Your instructions
Go through the records underneath and write each one out again exactly.

Entries shown
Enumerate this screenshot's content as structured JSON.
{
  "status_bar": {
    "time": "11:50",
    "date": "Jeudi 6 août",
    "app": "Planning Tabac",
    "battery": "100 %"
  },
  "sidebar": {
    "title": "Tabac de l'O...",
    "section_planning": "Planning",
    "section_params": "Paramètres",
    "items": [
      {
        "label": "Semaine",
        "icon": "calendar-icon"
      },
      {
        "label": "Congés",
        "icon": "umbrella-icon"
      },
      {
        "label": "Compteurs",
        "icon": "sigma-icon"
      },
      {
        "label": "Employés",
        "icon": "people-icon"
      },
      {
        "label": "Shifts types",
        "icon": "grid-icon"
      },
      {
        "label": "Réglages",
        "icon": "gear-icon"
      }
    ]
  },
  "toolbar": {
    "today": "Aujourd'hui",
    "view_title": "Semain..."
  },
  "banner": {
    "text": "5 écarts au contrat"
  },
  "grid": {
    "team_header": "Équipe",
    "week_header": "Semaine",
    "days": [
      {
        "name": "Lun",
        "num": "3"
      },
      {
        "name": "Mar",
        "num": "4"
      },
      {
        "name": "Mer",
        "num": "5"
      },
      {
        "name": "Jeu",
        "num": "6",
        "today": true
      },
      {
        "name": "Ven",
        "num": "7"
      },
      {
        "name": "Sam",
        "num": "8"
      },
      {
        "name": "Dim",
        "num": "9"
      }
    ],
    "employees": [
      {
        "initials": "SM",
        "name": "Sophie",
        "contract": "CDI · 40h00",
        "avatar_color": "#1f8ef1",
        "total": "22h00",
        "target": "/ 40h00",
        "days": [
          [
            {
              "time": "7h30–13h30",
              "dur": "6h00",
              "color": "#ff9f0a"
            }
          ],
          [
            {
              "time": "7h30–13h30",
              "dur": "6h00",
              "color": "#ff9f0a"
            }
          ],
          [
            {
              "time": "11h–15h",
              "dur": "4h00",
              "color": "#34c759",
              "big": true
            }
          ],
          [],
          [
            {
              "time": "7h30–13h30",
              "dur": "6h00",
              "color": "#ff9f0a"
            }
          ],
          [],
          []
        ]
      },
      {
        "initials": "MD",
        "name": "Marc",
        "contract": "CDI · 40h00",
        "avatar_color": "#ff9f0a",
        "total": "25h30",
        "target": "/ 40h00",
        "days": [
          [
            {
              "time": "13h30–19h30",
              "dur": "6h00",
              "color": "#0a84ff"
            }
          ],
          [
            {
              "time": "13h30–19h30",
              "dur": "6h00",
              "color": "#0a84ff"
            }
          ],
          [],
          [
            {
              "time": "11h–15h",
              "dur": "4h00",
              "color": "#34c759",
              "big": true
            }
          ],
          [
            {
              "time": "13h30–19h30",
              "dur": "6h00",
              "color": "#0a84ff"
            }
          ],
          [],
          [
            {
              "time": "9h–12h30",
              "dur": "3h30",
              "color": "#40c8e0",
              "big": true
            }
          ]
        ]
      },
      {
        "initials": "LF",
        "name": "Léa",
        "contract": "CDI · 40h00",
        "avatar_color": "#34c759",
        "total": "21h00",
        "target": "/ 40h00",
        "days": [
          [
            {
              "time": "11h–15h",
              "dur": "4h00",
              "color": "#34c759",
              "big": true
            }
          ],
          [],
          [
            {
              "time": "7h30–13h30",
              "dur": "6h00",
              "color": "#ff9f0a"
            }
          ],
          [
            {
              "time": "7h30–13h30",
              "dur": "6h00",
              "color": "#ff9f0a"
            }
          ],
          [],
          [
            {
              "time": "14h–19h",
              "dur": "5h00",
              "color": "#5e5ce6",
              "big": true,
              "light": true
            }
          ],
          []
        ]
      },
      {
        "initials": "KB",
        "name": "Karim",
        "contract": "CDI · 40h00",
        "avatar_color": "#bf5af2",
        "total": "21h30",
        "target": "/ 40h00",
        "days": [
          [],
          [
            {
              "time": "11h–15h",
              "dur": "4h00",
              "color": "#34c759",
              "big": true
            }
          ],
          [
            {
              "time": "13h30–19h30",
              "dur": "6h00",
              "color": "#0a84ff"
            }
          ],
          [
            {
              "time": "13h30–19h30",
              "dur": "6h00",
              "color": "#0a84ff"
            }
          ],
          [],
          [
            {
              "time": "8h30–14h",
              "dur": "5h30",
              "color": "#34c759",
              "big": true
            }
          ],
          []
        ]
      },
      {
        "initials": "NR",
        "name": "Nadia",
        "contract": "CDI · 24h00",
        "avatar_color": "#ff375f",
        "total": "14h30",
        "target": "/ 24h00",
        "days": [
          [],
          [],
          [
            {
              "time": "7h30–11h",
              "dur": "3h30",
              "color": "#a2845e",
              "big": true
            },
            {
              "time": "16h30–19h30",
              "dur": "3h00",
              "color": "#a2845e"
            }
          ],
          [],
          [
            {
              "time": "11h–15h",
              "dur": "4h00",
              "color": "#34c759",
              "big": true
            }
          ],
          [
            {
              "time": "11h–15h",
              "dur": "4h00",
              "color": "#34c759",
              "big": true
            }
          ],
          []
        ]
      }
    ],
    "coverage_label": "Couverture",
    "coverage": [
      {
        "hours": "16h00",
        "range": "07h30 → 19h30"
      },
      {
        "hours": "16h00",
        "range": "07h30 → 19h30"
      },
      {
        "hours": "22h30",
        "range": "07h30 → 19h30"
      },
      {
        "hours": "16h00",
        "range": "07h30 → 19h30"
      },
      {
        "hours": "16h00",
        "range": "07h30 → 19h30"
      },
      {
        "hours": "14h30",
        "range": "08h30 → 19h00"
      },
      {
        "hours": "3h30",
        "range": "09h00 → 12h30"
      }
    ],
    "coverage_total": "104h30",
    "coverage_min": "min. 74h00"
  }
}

Result
Enumerate this screenshot's content as structured JSON.
{
  "status_bar": {
    "time": "11:50",
    "date": "Jeudi 6 août",
    "app": "Planning Tabac",
    "battery": "100 %"
  },
  "sidebar": {
    "title": "Tabac de l'O...",
    "section_planning": "Planning",
    "section_params": "Paramètres",
    "items": [
      {
        "label": "Semaine",
        "icon": "calendar-icon"
      },
      {
        "label": "Congés",
        "icon": "umbrella-icon"
      },
      {
        "label": "Compteurs",
        "icon": "sigma-icon"
      },
      {
        "label": "Employés",
        "icon": "people-icon"
      },
      {
        "label": "Shifts types",
        "icon": "grid-icon"
      },
      {
        "label": "Réglages",
        "icon": "gear-icon"
      }
    ]
  },
  "toolbar": {
    "today": "Aujourd'hui",
    "view_title": "Semain..."
  },
  "banner": {
    "text": "5 écarts au contrat"
  },
  "grid": {
    "team_header": "Équipe",
    "week_header": "Semaine",
    "days": [
      {
        "name": "Lun",
        "num": "3"
      },
      {
        "name": "Mar",
        "num": "4"
      },
      {
        "name": "Mer",
        "num": "5"
      },
      {
        "name": "Jeu",
        "num": "6",
        "today": true
      },
      {
        "name": "Ven",
        "num": "7"
      },
      {
        "name": "Sam",
        "num": "8"
      },
      {
        "name": "Dim",
        "num": "9"
      }
    ],
    "employees": [
      {
        "initials": "SM",
        "name": "Sophie",
        "contract": "CDI · 40h00",
        "avatar_color": "#1f8ef1",
        "total": "22h00",
        "target": "/ 40h00",
        "days": [
          [
            {
              "time": "7h30–13h30",
              "dur": "6h00",
              "color": "#ff9f0a"
            }
          ],
          [
            {
              "time": "7h30–13h30",
              "dur": "6h00",
              "color": "#ff9f0a"
            }
          ],
          [
            {
              "time": "11h–15h",
              "dur": "4h00",
              "color": "#34c759",
              "big": true
            }
          ],
          [],
          [
            {
              "time": "7h30–13h30",
              "dur": "6h00",
              "color": "#ff9f0a"
            }
          ],
          [],
          []
        ]
      },
      {
        "initials": "MD",
        "name": "Marc",
        "contract": "CDI · 40h00",
        "avatar_color": "#ff9f0a",
        "total": "25h30",
        "target": "/ 40h00",
        "days": [
          [
            {
              "time": "13h30–19h30",
              "dur": "6h00",
              "color": "#0a84ff"
            }
          ],
          [
            {
              "time": "13h30–19h30",
              "dur": "6h00",
              "color": "#0a84ff"
            }
          ],
          [],
          [
            {
              "time": "11h–15h",
              "dur": "4h00",
              "color": "#34c759",
              "big": true
            }
          ],
          [
            {
              "time": "13h30–19h30",
              "dur": "6h00",
              "color": "#0a84ff"
            }
          ],
          [],
          [
            {
              "time": "9h–12h30",
              "dur": "3h30",
              "color": "#40c8e0",
              "big": true
            }
          ]
        ]
      },
      {
        "initials": "LF",
        "name": "Léa",
        "contract": "CDI · 40h00",
        "avatar_color": "#34c759",
        "total": "21h00",
        "target": "/ 40h00",
        "days": [
          [
            {
              "time": "11h–15h",
              "dur": "4h00",
              "color": "#34c759",
              "big": true
            }
          ],
          [],
          [
            {
              "time": "7h30–13h30",
              "dur": "6h00",
              "color": "#ff9f0a"
            }
          ],
          [
            {
              "time": "7h30–13h30",
              "dur": "6h00",
              "color": "#ff9f0a"
            }
          ],
          [],
          [
            {
              "time": "14h–19h",
              "dur": "5h00",
              "color": "#5e5ce6",
              "big": true,
              "light": true
            }
          ],
          []
        ]
      },
      {
        "initials": "KB",
        "name": "Karim",
        "contract": "CDI · 40h00",
        "avatar_color": "#bf5af2",
        "total": "21h30",
        "target": "/ 40h00",
        "days": [
          [],
          [
            {
              "time": "11h–15h",
              "dur": "4h00",
              "color": "#34c759",
              "big": true
            }
          ],
          [
            {
              "time": "13h30–19h30",
              "dur": "6h00",
              "color": "#0a84ff"
            }
          ],
          [
            {
              "time": "13h30–19h30",
              "dur": "6h00",
              "color": "#0a84ff"
            }
          ],
          [],
          [
            {
              "time": "8h30–14h",
              "dur": "5h30",
              "color": "#34c759",
              "big": true
            }
          ],
          []
        ]
      },
      {
        "initials": "NR",
        "name": "Nadia",
        "contract": "CDI · 24h00",
        "avatar_color": "#ff375f",
        "total": "14h30",
        "target": "/ 24h00",
        "days": [
          [],
          [],
          [
            {
              "time": "7h30–11h",
              "dur": "3h30",
              "color": "#a2845e",
              "big": true
            },
            {
              "time": "16h30–19h30",
              "dur": "3h00",
              "color": "#a2845e"
            }
          ],
          [],
          [
            {
              "time": "11h–15h",
              "dur": "4h00",
              "color": "#34c759",
              "big": true
            }
          ],
          [
            {
              "time": "11h–15h",
              "dur": "4h00",
              "color": "#34c759",
              "big": true
            }
          ],
          []
        ]
      }
    ],
    "coverage_label": "Couverture",
    "coverage": [
      {
        "hours": "16h00",
        "range": "07h30 → 19h30"
      },
      {
        "hours": "16h00",
        "range": "07h30 → 19h30"
      },
      {
        "hours": "22h30",
        "range": "07h30 → 19h30"
      },
      {
        "hours": "16h00",
        "range": "07h30 → 19h30"
      },
      {
        "hours": "16h00",
        "range": "07h30 → 19h30"
      },
      {
        "hours": "14h30",
        "range": "08h30 → 19h00"
      },
      {
        "hours": "3h30",
        "range": "09h00 → 12h30"
      }
    ],
    "coverage_total": "104h30",
    "coverage_min": "min. 74h00"
  }
}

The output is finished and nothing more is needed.